TASK DIRECTIONS: Among the entries below, find how many lines carry the word "Changes" and state only that figure.

Saved data entries:
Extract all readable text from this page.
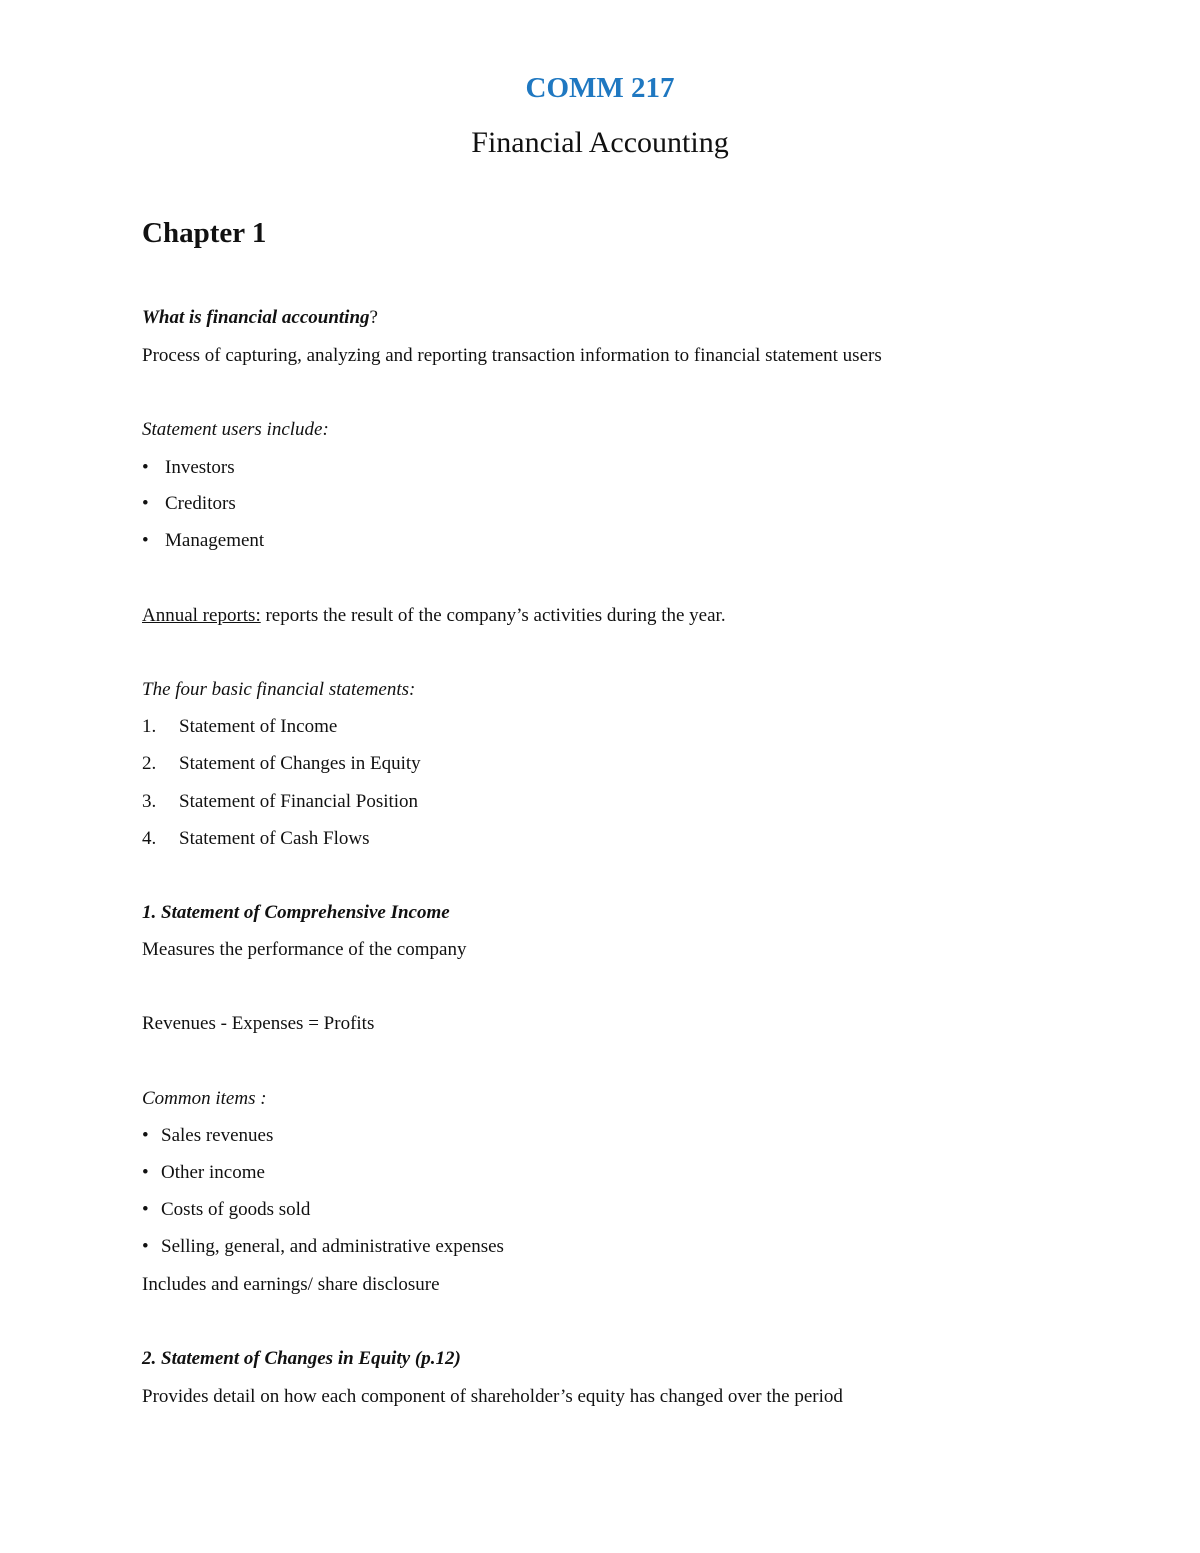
COMM 217
Financial Accounting
Chapter 1
What is financial accounting?
Process of capturing, analyzing and reporting transaction information to financial statement users
Statement users include:
• Investors
• Creditors
• Management
Annual reports: reports the result of the company’s activities during the year.
The four basic financial statements:
1. Statement of Income
2. Statement of Changes in Equity
3. Statement of Financial Position
4. Statement of Cash Flows
1. Statement of Comprehensive Income
Measures the performance of the company
Revenues - Expenses = Profits
Common items :
• Sales revenues
• Other income
• Costs of goods sold
• Selling, general, and administrative expenses
Includes and earnings/ share disclosure
2. Statement of Changes in Equity (p.12)
Provides detail on how each component of shareholder’s equity has changed over the period
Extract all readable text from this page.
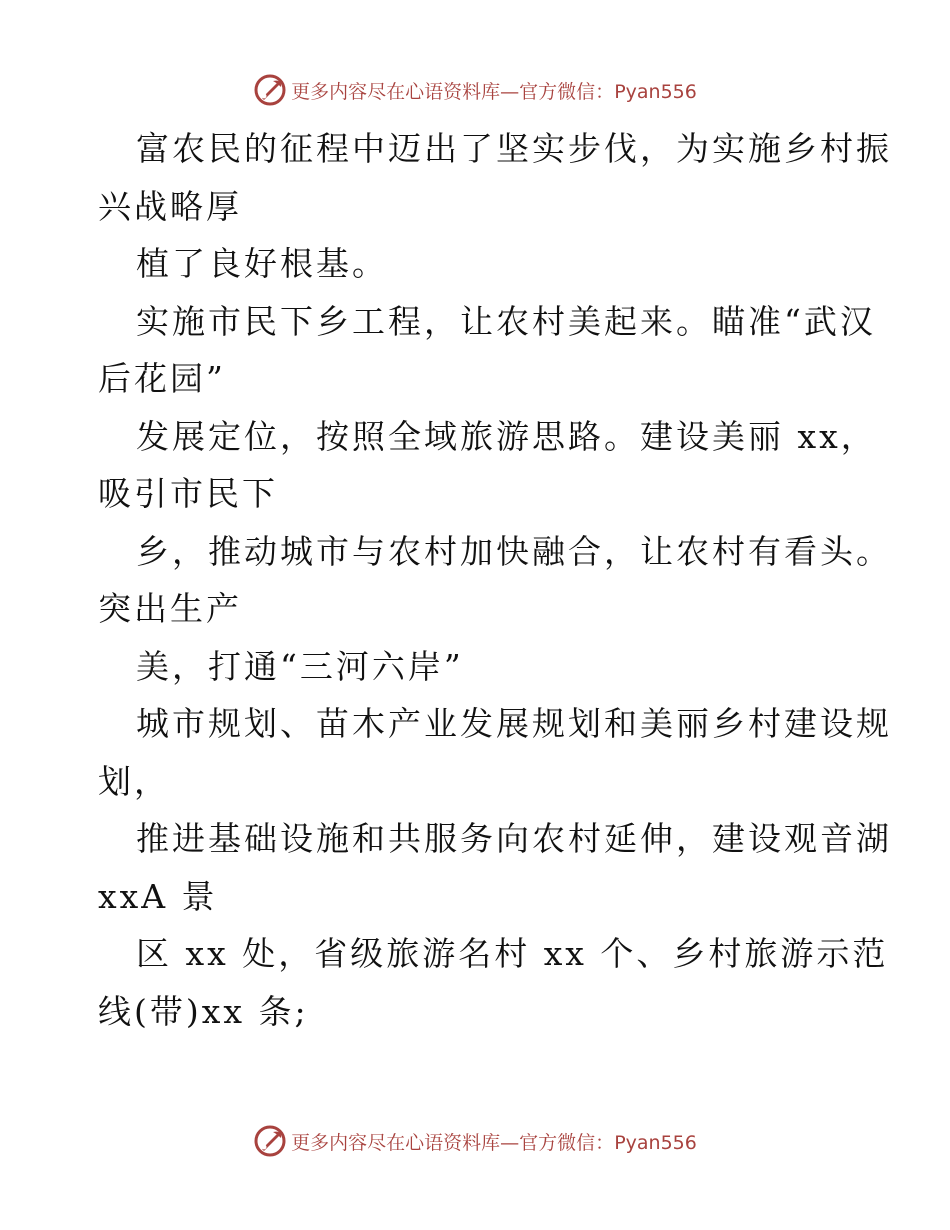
更多内容尽在心语资料库—官方微信：Pyan556
富农民的征程中迈出了坚实步伐，为实施乡村振
兴战略厚
植了良好根基。
实施市民下乡工程，让农村美起来。瞄准“武汉
后花园”
发展定位，按照全域旅游思路。建设美丽 xx，
吸引市民下
乡，推动城市与农村加快融合，让农村有看头。
突出生产
美，打通“三河六岸”
城市规划、苗木产业发展规划和美丽乡村建设规
划，
推进基础设施和共服务向农村延伸，建设观音湖
xxA 景
区 xx 处，省级旅游名村 xx 个、乡村旅游示范
线(带)xx 条;
更多内容尽在心语资料库—官方微信：Pyan556
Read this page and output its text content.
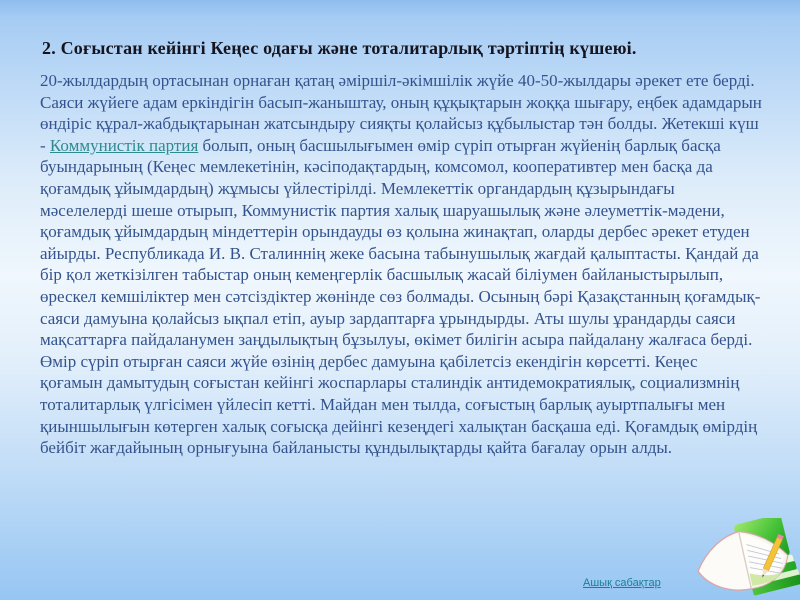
2. Соғыстан кейінгі Кеңес одағы және тоталитарлық тәртіптің күшеюі.
20-жылдардың ортасынан орнаған қатаң әміршіл-әкімшілік жүйе 40-50-жылдары әрекет ете берді. Саяси жүйеге адам еркіндігін басып-жаныштау, оның құқықтарын жоққа шығару, еңбек адамдарын өндіріс құрал-жабдықтарынан жатсындыру сияқты қолайсыз құбылыстар тән болды. Жетекші күш - Коммунистік партия болып, оның басшылығымен өмір сүріп отырған жүйенің барлық басқа буындарының (Кеңес мемлекетінін, кәсіподақтардың, комсомол, кооперативтер мен басқа да қоғамдық ұйымдардың) жұмысы үйлестірілді. Мемлекеттік органдардың құзырындағы мәселелерді шеше отырып, Коммунистік партия халық шаруашылық және әлеуметтік-мәдени, қоғамдық ұйымдардың міндеттерін орындауды өз қолына жинақтап, оларды дербес әрекет етуден айырды. Республикада И. В. Сталиннің жеке басына табынушылық жағдай қалыптасты. Қандай да бір қол жеткізілген табыстар оның кемеңгерлік басшылық жасай біліумен байланыстырылып, өрескел кемшіліктер мен сәтсіздіктер жөнінде сөз болмады. Осының бәрі Қазақстанның қоғамдық-саяси дамуына қолайсыз ықпал етіп, ауыр зардаптарға ұрындырды. Аты шулы ұрандарды саяси мақсаттарға пайдаланумен заңдылықтың бұзылуы, өкімет билігін асыра пайдалану жалғаса берді. Өмір сүріп отырған саяси жүйе өзінің дербес дамуына қабілетсіз екендігін көрсетті. Кеңес қоғамын дамытудың соғыстан кейінгі жоспарлары сталиндік антидемократиялық, социализмнің тоталитарлық үлгісімен үйлесіп кетті. Майдан мен тылда, соғыстың барлық ауыртпалығы мен қиыншылығын көтерген халық соғысқа дейінгі кезеңдегі халықтан басқаша еді. Қоғамдық өмірдің бейбіт жағдайының орнығуына байланысты құндылықтарды қайта бағалау орын алды.
Ашық сабақтар
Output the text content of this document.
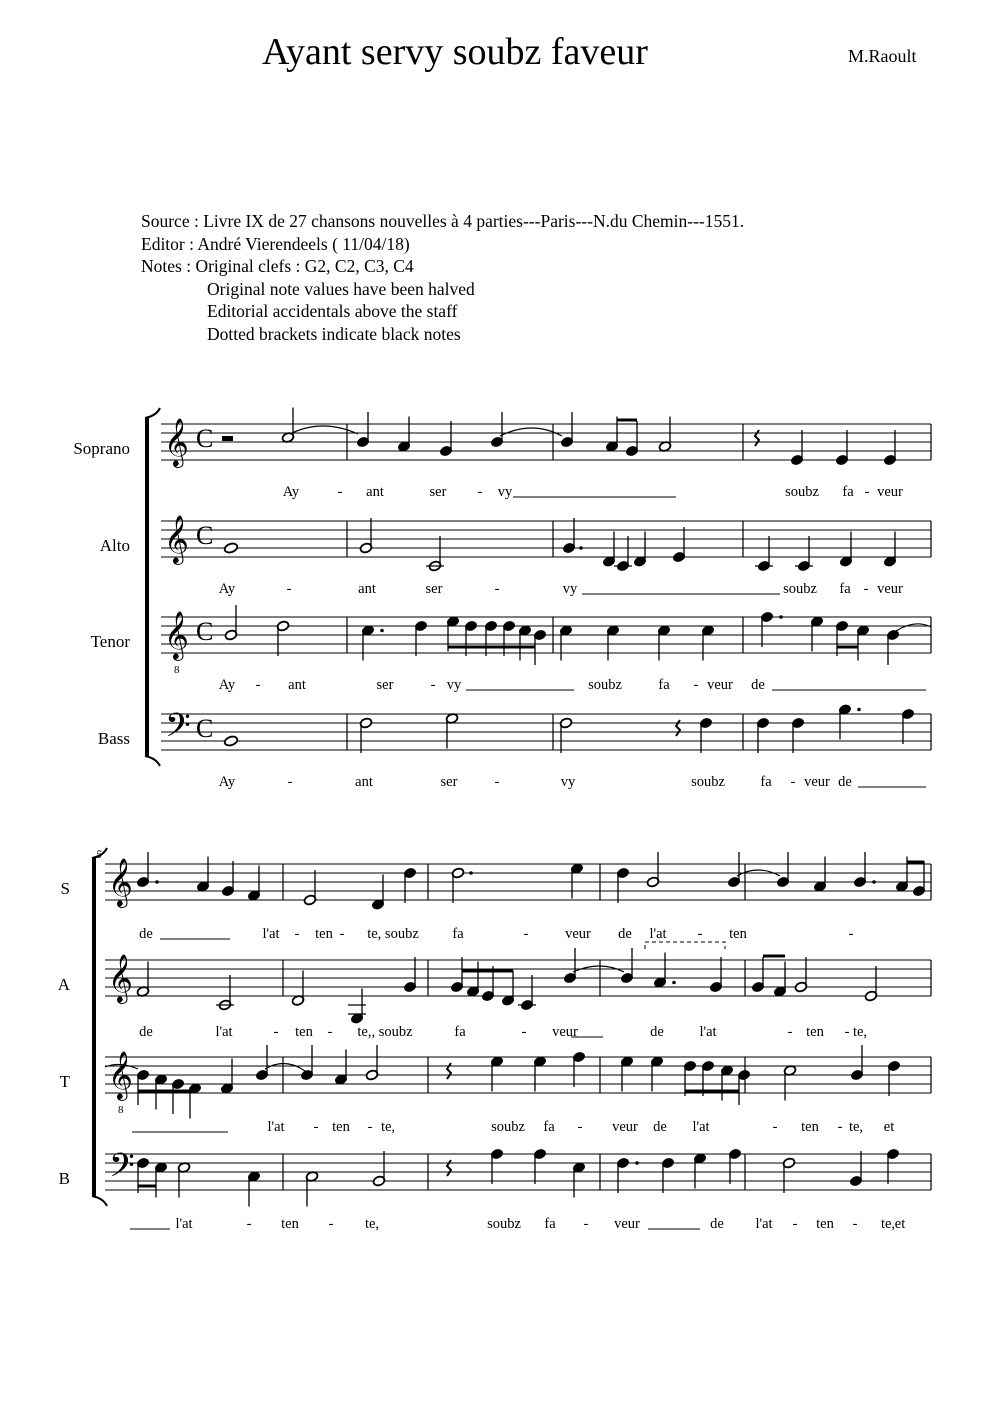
Ayant servy soubz faveur	M.Raoult
Source : Livre IX de 27 chansons nouvelles à 4 parties---Paris---N.du Chemin---1551.
Editor : André Vierendeels ( 11/04/18)
Notes : Original clefs : G2, C2, C3, C4
Original note values have been halved
Editorial accidentals above the staff
Dotted brackets indicate black notes
𝄞 C
Soprano
𝄞 C
Alto
𝄞
8
C
Tenor
𝄢 C
Bass
Ay	- ant	ser - vy	soubz fa - veur
Ay	-	ant	ser	-	vy	soubz fa - veur
Ay - ant	ser	- vy	soubz	fa - veur de
Ay	-	ant	ser	-	vy	soubz fa - veur de
5
𝄞
S
𝄞
A
𝄞
8
T
𝄢
B
de	l'at - ten - te, soubz fa	-	veur de l'at - ten	-
de	l'at	- ten - te,, soubz	fa	- veur	de l'at	- ten - te,
l'at - ten - te,	soubz fa - veur de l'at	- ten - te, et
l'at	- ten - te,	soubz fa - veur	de l'at - ten - te, et
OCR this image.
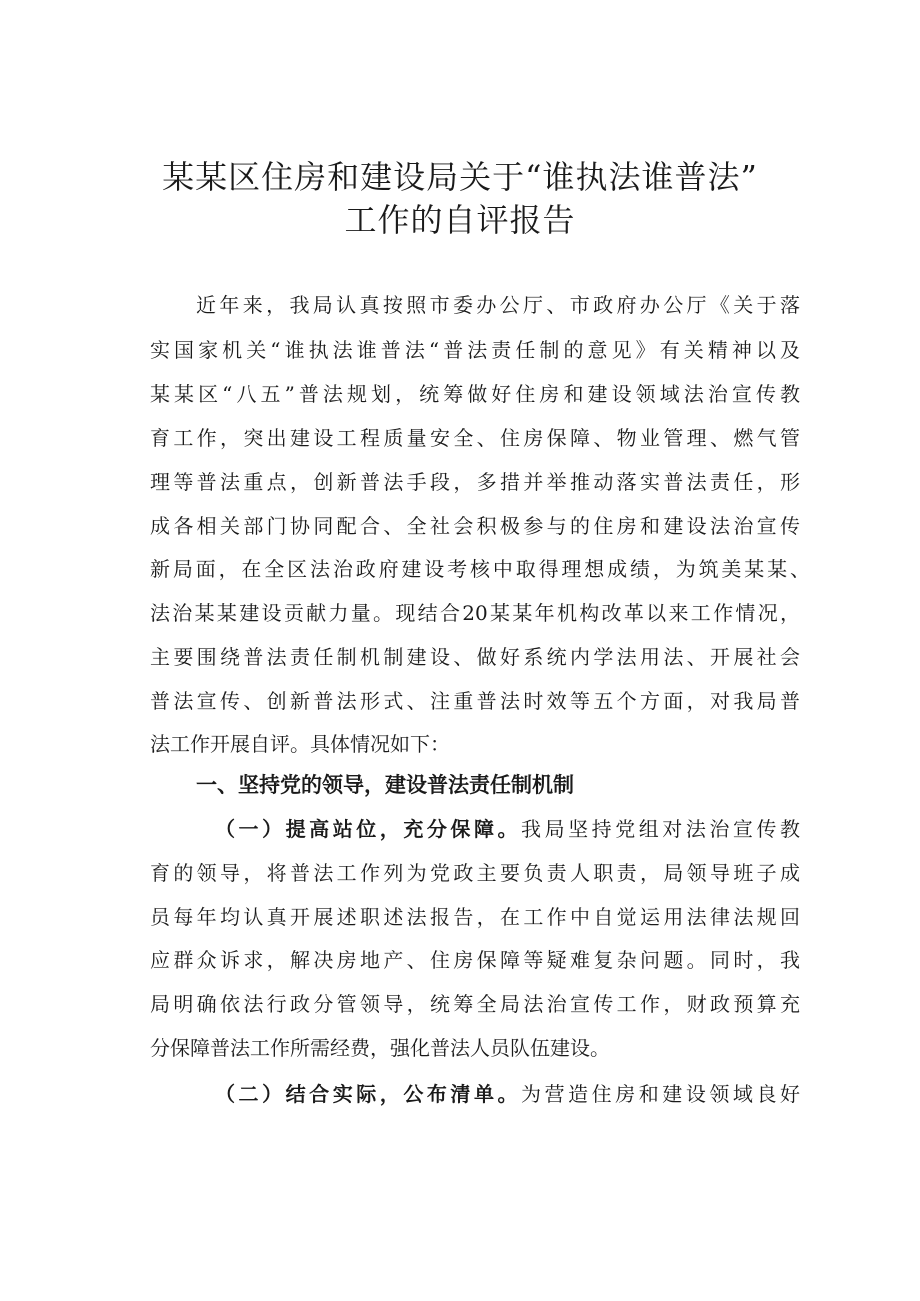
某某区住房和建设局关于“谁执法谁普法”
工作的自评报告
近年来，我局认真按照市委办公厅、市政府办公厅《关于落
实国家机关“谁执法谁普法“普法责任制的意见》有关精神以及
某某区“八五”普法规划，统筹做好住房和建设领域法治宣传教
育工作，突出建设工程质量安全、住房保障、物业管理、燃气管
理等普法重点，创新普法手段，多措并举推动落实普法责任，形
成各相关部门协同配合、全社会积极参与的住房和建设法治宣传
新局面，在全区法治政府建设考核中取得理想成绩，为筑美某某、
法治某某建设贡献力量。现结合20某某年机构改革以来工作情况，
主要围绕普法责任制机制建设、做好系统内学法用法、开展社会
普法宣传、创新普法形式、注重普法时效等五个方面，对我局普
法工作开展自评。具体情况如下：
一、坚持党的领导，建设普法责任制机制
（一）提高站位，充分保障。我局坚持党组对法治宣传教
育的领导，将普法工作列为党政主要负责人职责，局领导班子成
员每年均认真开展述职述法报告，在工作中自觉运用法律法规回
应群众诉求，解决房地产、住房保障等疑难复杂问题。同时，我
局明确依法行政分管领导，统筹全局法治宣传工作，财政预算充
分保障普法工作所需经费，强化普法人员队伍建设。
（二）结合实际，公布清单。为营造住房和建设领域良好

FINISHED TASK: 2